# PAGE EXTRACT:
- - -
Monday, October 29, 2012

Embroidery Pillow

This is my first project in embroidery. It was a cute little kit I picked up from AC Moore I believe. 
This pillow case was very quick to embroider. I think I did most of it during a weekend. I did have some trouble with the thread knotting itself over and over. Actually I had a big problem with that. I think I should have cut the sewing lengths much shorter.
Here's a picture of the backing fabric. I didn't make the pillow as per instructions included in the kit. Mainly, I didn't know what they were talking about and I wanted to do things my own way. I found this fabric at a going out of business sale in Massachusetts somewhere. It's heavy and actually quite nice. I really like the pastel coloring.
- - -
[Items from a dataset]
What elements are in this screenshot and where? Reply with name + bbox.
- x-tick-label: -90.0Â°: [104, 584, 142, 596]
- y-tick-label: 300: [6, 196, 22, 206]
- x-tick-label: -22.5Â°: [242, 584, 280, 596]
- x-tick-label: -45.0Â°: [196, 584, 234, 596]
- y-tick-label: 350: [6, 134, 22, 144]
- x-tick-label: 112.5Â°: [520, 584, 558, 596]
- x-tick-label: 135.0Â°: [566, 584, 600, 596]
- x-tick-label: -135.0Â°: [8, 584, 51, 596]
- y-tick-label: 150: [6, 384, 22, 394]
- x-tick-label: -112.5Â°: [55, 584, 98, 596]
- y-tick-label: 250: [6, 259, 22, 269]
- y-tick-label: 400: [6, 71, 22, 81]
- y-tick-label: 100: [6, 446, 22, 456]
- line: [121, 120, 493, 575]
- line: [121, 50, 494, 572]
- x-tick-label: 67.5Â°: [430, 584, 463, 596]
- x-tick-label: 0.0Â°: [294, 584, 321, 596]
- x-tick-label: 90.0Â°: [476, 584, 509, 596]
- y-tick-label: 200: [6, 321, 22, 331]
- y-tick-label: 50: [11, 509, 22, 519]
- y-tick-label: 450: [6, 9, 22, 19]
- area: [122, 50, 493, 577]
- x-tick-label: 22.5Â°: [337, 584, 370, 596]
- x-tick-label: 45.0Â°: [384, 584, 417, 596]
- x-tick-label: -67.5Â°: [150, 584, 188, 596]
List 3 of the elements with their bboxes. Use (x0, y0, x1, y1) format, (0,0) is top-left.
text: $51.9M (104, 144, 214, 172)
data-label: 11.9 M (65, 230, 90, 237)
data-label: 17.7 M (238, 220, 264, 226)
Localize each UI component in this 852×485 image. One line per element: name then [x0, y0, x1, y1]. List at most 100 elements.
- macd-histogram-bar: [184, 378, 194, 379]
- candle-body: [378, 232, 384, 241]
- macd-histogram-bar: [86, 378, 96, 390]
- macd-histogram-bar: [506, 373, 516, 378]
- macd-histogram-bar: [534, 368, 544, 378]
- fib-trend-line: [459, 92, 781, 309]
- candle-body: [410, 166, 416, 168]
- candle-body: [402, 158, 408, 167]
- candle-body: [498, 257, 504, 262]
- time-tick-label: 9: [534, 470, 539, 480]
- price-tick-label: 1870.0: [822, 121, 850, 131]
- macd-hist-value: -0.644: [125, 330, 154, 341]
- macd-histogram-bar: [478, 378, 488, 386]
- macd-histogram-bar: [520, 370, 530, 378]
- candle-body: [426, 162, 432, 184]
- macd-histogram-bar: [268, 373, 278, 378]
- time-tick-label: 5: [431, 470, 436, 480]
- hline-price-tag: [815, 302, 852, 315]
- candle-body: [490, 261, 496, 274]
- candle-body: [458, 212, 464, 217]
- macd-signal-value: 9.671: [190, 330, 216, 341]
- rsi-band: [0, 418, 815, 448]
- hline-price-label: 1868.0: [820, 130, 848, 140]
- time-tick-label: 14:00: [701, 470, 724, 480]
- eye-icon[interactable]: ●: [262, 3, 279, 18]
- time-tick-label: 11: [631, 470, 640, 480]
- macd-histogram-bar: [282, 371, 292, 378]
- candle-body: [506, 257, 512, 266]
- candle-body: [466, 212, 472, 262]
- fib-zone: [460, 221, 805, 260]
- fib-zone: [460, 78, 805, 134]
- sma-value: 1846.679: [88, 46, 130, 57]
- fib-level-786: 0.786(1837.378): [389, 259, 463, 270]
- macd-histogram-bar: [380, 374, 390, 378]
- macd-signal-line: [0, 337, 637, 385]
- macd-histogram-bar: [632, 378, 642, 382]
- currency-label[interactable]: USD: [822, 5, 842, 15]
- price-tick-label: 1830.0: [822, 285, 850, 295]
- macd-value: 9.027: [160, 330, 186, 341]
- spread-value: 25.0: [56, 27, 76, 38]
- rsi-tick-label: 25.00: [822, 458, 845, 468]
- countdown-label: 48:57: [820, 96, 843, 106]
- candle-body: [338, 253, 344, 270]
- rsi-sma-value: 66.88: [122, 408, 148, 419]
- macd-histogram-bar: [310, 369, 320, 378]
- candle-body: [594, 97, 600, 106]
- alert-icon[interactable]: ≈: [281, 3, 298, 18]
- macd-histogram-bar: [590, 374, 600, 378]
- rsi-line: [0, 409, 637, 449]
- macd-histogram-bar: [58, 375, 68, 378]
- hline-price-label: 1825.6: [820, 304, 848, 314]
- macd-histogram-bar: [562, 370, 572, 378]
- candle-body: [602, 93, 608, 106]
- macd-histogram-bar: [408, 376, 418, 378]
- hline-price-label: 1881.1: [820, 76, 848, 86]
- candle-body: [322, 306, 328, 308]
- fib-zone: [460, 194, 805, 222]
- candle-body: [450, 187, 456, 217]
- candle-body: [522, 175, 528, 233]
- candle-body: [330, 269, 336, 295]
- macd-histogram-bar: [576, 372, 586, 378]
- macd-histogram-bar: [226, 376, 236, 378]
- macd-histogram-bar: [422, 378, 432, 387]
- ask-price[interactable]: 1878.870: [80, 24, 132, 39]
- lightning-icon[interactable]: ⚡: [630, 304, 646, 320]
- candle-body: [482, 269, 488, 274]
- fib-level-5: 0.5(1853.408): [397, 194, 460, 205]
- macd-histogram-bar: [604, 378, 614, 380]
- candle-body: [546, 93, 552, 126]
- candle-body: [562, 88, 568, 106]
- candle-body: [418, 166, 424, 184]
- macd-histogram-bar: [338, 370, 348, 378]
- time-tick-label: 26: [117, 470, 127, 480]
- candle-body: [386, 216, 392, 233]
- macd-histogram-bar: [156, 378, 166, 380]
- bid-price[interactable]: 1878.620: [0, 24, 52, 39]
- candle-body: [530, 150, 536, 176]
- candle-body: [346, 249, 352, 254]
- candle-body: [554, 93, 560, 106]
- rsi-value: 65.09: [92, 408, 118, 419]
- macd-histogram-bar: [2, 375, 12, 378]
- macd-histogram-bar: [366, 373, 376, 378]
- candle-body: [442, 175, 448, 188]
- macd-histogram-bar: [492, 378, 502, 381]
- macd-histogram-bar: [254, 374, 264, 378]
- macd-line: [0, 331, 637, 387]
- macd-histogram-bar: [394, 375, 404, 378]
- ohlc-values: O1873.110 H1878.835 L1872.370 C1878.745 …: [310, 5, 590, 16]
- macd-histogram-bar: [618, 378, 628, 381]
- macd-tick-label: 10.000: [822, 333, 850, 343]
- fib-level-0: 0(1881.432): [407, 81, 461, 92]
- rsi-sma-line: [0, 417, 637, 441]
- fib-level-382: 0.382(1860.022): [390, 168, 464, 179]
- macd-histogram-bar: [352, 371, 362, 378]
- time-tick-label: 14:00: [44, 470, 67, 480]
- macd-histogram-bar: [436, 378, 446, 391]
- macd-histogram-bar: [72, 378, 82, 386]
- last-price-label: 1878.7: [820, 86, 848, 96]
- - -
# WHAT TO WORK ON:
1/ Transcribe the part of the embroidery pillow post that opens with the words containing "Monday, October 29, 2012" and closes with "lengths much shorter.".
2/ In the embroidery pillow post, where was the backing fabric found?

# PROBLEM SOLUTIONS:
1/
Monday, October 29, 2012

Embroidery Pillow

This is my first project in embroidery. It was a cute little kit I picked up from AC Moore I believe. 
This pillow case was very quick to embroider. I think I did most of it during a weekend. I did have some trouble with the thread knotting itself over and over. Actually I had a big problem with that. I think I should have cut the sewing lengths much shorter.

2/ At a going out of business sale somewhere in Massachusetts.